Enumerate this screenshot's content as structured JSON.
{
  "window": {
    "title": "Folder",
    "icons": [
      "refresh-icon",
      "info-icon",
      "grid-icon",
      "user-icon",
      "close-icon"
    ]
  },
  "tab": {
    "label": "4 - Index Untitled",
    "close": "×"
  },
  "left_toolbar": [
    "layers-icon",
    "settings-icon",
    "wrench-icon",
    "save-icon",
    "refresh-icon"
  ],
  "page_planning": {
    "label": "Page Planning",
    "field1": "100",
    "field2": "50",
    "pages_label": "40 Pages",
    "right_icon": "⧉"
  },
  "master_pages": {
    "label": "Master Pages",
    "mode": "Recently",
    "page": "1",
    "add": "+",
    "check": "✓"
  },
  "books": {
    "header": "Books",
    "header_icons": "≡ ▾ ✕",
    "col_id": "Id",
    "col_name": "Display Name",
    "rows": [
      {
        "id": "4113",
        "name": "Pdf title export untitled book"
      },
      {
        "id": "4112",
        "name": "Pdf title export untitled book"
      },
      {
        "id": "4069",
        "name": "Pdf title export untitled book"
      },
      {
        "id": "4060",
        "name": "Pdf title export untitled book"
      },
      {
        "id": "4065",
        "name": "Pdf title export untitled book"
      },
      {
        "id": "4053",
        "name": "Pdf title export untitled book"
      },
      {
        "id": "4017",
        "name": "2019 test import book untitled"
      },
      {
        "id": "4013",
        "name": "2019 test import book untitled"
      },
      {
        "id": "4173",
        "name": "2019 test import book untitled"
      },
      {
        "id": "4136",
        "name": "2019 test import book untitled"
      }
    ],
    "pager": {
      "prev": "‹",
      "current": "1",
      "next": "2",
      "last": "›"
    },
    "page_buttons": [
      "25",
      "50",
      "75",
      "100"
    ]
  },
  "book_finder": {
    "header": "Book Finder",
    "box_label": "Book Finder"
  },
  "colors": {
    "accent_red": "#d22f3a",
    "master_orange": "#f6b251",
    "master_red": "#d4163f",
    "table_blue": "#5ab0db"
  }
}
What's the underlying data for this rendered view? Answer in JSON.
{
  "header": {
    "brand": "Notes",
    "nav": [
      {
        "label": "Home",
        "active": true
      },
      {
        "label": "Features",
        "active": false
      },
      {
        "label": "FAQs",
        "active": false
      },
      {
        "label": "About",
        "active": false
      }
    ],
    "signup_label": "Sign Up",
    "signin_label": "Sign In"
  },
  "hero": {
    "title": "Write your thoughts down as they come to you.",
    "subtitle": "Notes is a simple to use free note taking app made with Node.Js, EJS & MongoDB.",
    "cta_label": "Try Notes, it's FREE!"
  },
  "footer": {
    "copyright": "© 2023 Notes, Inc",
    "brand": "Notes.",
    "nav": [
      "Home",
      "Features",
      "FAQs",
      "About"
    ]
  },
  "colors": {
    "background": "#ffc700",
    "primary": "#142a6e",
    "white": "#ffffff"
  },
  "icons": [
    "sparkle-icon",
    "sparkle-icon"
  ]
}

WHAT TO WORK ON — Quote exactly and only the lines from the one holding "What's the underlying" through the end of the data.

RESPONSE TO THIS TASK —
What's the underlying data for this rendered view? Answer in JSON.
{
  "header": {
    "brand": "Notes",
    "nav": [
      {
        "label": "Home",
        "active": true
      },
      {
        "label": "Features",
        "active": false
      },
      {
        "label": "FAQs",
        "active": false
      },
      {
        "label": "About",
        "active": false
      }
    ],
    "signup_label": "Sign Up",
    "signin_label": "Sign In"
  },
  "hero": {
    "title": "Write your thoughts down as they come to you.",
    "subtitle": "Notes is a simple to use free note taking app made with Node.Js, EJS & MongoDB.",
    "cta_label": "Try Notes, it's FREE!"
  },
  "footer": {
    "copyright": "© 2023 Notes, Inc",
    "brand": "Notes.",
    "nav": [
      "Home",
      "Features",
      "FAQs",
      "About"
    ]
  },
  "colors": {
    "background": "#ffc700",
    "primary": "#142a6e",
    "white": "#ffffff"
  },
  "icons": [
    "sparkle-icon",
    "sparkle-icon"
  ]
}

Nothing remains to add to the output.